**WORK INSTRUCTIONS**
Determine how many lines include the string "boys". Output that number only.

**ROWS**
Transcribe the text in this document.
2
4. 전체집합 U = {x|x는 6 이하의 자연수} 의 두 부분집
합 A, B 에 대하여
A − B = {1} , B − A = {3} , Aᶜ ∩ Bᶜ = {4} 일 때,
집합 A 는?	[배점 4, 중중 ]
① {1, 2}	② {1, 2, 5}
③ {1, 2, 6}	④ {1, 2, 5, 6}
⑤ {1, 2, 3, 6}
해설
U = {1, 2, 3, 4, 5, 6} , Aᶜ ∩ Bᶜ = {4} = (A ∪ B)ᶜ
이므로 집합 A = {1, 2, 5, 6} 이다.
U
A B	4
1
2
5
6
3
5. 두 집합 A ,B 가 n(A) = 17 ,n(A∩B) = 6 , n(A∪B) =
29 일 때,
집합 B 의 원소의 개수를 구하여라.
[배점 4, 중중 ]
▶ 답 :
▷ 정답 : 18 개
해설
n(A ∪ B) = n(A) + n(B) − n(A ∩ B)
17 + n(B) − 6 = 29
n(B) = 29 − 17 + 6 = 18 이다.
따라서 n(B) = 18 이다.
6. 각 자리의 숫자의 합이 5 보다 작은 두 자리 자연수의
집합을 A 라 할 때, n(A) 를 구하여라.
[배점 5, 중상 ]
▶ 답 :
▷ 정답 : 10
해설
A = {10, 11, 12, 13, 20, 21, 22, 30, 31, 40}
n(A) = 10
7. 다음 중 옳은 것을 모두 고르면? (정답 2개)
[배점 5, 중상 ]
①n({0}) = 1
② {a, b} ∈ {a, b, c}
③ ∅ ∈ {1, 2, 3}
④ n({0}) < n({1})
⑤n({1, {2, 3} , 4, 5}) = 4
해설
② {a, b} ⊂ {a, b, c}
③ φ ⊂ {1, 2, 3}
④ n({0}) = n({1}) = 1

==

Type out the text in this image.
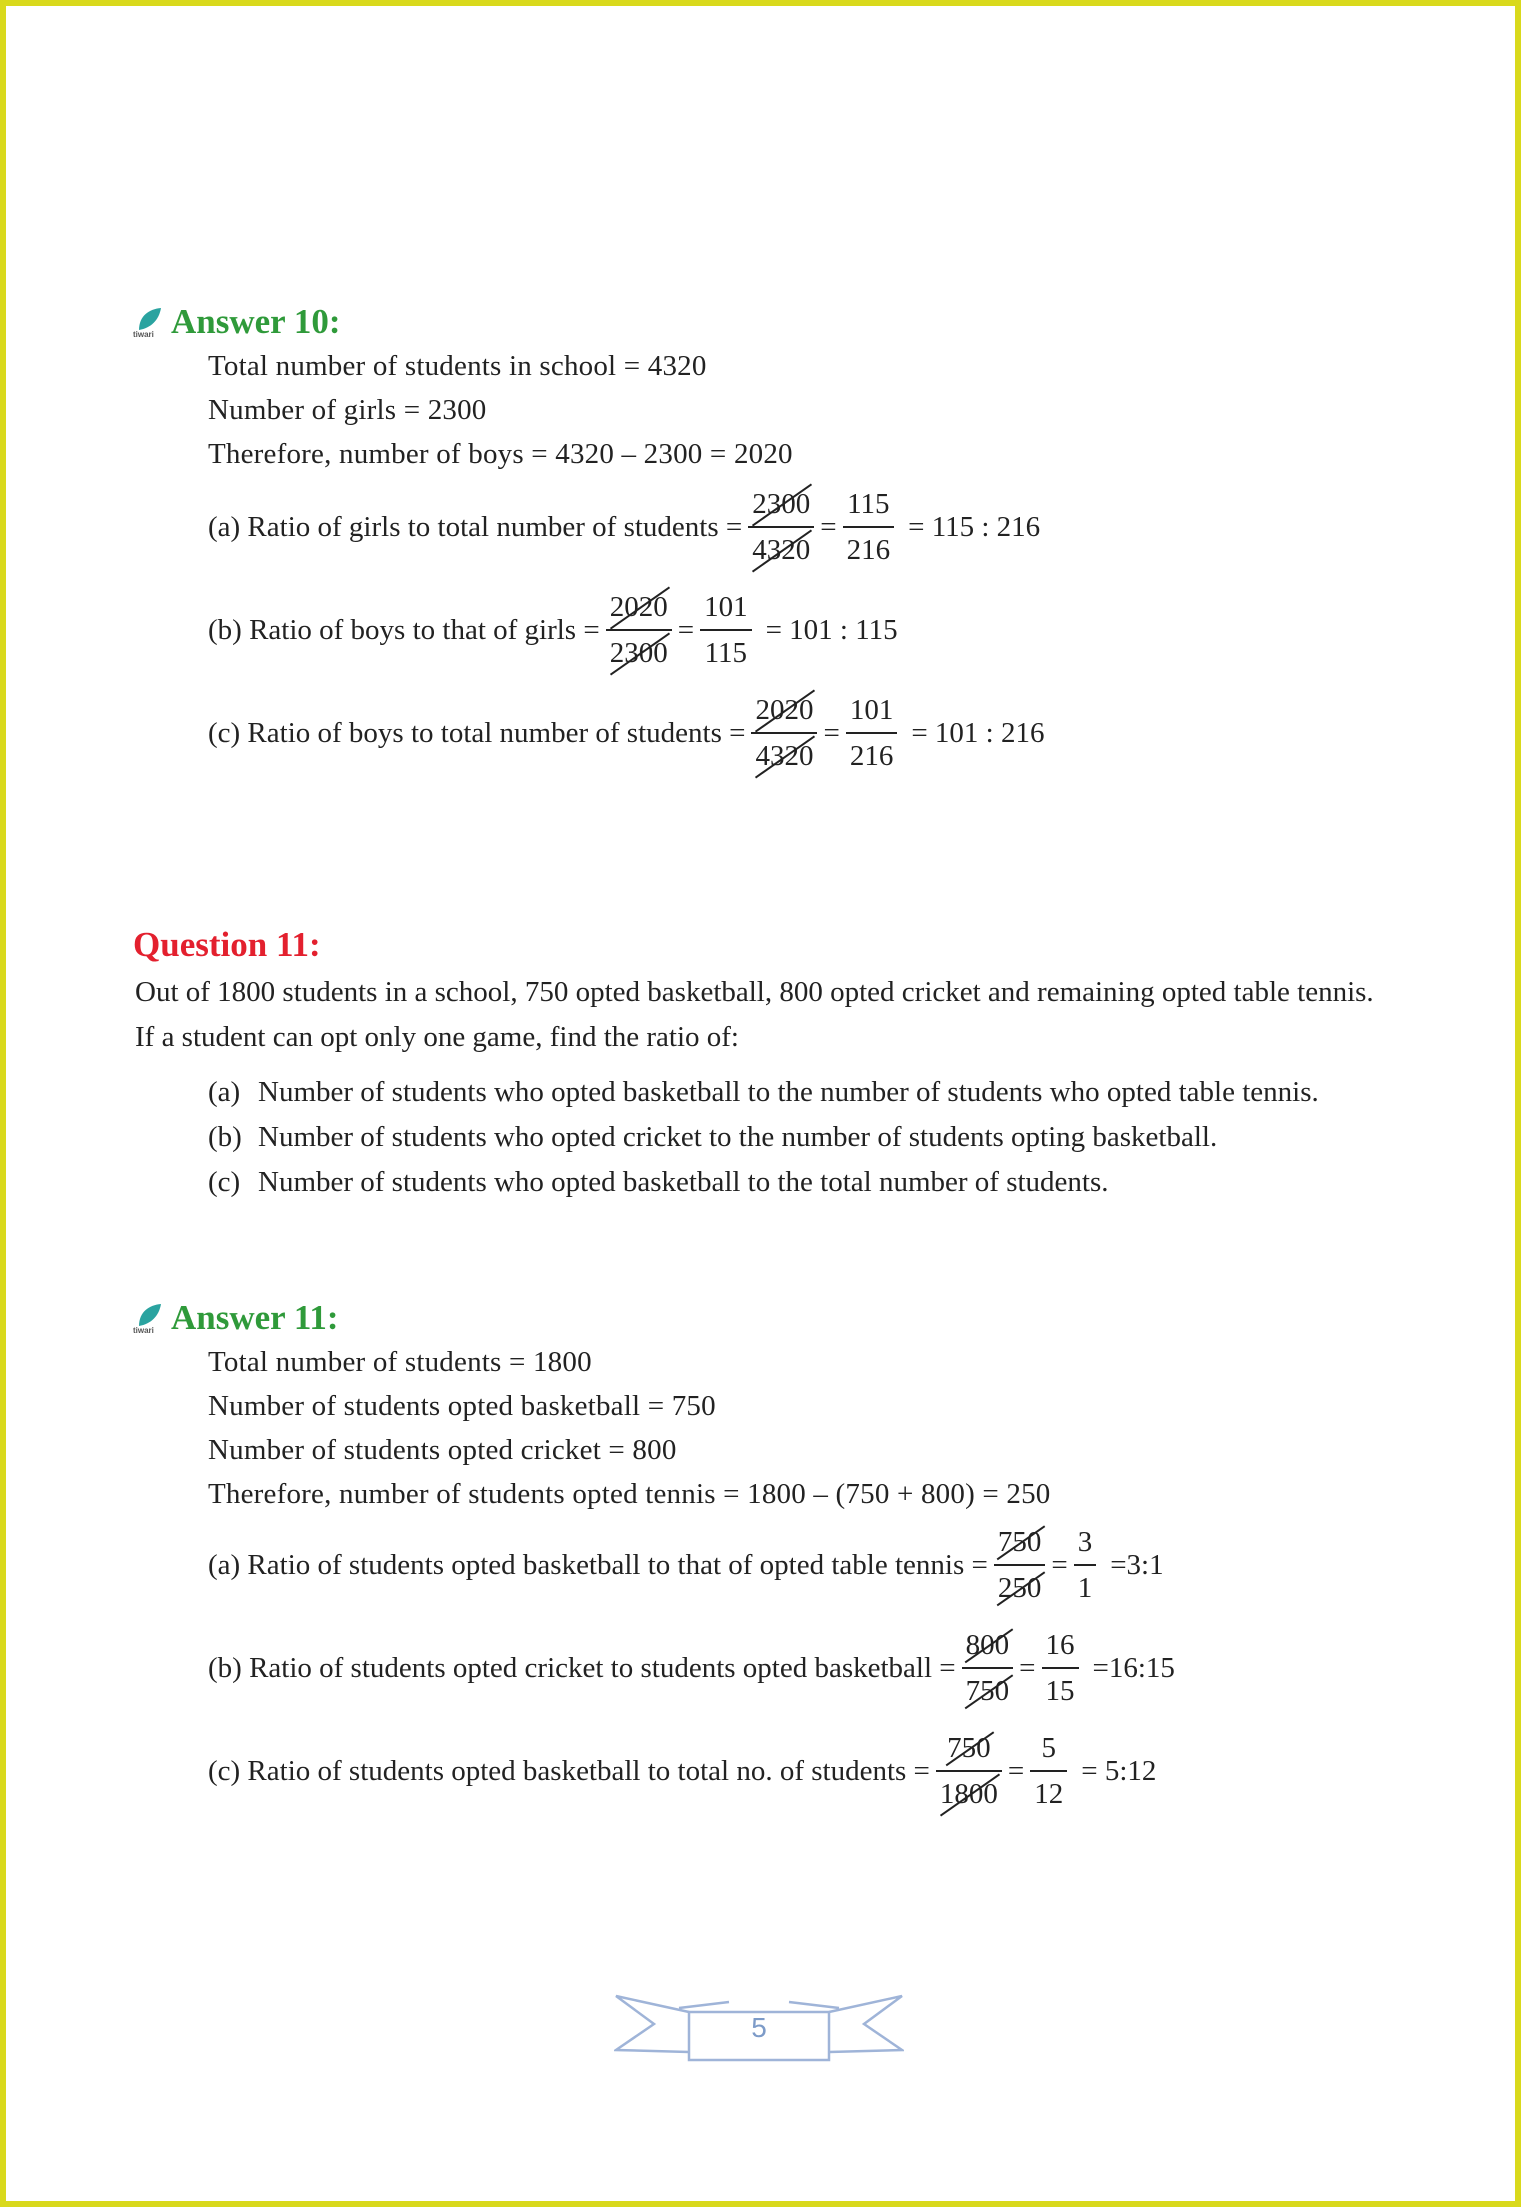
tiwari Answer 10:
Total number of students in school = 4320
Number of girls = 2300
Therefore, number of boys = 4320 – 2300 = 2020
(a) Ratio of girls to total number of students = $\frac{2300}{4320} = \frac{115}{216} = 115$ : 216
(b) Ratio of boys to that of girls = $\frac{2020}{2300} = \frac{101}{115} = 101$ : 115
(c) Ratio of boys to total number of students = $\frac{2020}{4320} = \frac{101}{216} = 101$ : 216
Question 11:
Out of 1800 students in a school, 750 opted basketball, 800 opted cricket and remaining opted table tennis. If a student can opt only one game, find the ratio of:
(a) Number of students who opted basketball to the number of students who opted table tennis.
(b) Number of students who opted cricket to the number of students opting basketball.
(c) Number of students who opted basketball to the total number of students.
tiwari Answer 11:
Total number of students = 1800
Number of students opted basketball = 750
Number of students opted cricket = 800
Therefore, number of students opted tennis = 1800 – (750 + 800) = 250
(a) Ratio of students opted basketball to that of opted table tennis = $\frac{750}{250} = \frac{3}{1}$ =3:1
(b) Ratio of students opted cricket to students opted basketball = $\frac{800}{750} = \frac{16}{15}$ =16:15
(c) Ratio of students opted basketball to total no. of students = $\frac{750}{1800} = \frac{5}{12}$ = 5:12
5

**ANSWER TO THIS PROBLEM**
3